** Extracted information **

::::

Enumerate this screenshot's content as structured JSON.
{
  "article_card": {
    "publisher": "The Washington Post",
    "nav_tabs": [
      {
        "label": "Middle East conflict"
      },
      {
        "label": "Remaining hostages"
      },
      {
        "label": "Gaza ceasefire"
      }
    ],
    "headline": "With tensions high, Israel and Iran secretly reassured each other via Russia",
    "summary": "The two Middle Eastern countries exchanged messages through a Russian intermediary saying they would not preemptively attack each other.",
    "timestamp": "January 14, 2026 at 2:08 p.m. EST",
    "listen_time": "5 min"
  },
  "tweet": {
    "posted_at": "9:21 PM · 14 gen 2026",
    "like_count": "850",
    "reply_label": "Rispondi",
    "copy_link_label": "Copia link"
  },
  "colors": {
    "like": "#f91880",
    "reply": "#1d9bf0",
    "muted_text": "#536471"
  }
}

::::

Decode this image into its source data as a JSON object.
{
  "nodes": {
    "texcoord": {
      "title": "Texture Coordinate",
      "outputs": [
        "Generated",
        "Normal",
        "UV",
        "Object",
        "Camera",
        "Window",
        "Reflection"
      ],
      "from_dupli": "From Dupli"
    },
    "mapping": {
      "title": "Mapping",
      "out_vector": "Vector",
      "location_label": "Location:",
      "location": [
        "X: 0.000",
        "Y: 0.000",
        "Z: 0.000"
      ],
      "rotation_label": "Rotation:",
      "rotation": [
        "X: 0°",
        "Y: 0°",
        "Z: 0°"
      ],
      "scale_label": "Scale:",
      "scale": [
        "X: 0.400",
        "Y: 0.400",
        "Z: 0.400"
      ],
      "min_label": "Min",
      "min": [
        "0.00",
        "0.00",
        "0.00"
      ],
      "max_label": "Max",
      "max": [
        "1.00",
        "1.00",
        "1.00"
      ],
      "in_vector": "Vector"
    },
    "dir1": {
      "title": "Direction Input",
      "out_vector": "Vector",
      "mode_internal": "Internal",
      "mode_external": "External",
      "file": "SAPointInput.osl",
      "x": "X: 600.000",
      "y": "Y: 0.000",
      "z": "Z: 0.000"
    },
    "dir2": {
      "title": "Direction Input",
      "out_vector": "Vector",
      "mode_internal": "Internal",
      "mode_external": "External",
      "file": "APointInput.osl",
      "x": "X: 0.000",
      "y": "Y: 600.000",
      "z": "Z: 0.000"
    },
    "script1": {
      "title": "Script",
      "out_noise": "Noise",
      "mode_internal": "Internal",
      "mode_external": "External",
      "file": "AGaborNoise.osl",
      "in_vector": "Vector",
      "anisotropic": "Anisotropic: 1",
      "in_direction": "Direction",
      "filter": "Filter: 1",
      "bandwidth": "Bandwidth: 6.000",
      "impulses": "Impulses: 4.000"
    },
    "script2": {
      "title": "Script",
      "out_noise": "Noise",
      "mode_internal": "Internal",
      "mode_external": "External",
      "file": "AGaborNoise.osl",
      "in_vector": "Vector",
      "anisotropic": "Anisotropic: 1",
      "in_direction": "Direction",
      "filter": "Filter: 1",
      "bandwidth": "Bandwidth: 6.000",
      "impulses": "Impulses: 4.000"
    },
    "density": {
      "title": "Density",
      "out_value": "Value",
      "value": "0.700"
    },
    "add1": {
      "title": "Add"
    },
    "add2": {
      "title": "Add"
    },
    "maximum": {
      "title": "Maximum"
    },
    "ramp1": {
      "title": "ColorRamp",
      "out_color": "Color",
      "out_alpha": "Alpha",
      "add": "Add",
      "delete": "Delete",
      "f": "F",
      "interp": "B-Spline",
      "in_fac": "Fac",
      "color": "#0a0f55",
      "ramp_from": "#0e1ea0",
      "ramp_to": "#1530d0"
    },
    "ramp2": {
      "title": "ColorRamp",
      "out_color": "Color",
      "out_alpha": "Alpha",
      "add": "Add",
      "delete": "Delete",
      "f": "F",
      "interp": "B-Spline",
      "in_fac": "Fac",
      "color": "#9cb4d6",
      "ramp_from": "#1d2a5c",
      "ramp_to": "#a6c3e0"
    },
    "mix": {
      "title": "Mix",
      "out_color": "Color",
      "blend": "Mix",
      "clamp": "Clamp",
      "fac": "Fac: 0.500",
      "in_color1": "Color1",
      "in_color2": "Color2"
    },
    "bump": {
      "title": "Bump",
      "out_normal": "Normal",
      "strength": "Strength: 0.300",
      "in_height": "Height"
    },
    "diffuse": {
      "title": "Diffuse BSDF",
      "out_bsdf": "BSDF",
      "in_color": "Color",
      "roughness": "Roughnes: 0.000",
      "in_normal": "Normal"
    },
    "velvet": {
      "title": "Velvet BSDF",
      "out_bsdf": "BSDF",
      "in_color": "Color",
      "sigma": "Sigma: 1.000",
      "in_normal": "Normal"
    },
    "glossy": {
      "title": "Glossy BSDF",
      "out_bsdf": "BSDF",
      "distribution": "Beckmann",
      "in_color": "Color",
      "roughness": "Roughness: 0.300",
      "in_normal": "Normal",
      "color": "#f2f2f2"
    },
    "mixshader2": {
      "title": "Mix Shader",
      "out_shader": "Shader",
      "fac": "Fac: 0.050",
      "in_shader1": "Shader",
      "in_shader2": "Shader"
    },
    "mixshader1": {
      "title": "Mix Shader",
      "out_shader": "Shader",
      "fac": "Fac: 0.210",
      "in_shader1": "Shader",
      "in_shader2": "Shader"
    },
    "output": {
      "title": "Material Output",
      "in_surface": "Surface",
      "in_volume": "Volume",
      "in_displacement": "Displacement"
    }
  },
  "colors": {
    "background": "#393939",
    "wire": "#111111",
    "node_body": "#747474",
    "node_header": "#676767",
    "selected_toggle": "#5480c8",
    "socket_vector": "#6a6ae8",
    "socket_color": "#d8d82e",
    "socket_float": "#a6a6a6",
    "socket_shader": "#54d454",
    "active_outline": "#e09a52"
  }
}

::::

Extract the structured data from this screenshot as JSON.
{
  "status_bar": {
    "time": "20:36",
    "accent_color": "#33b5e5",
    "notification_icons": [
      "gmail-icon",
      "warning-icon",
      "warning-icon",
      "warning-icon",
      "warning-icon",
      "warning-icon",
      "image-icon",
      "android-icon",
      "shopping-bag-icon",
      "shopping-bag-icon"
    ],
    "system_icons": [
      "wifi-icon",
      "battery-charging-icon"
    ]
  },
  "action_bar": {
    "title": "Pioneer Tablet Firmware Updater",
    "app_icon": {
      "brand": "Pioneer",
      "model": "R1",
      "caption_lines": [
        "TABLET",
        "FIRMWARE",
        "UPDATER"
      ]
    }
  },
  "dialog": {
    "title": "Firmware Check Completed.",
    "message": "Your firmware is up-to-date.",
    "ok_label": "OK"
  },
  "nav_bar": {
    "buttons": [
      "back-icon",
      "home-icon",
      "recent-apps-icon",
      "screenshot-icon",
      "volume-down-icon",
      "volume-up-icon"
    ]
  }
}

::::

** Your objective **
Copy out every line where the word "other" occurs.

** Result **
    "headline": "With tensions high, Israel and Iran secretly reassured each other via Russia",
    "summary": "The two Middle Eastern countries exchanged messages through a Russian intermediary saying they would not preemptively attack each other.",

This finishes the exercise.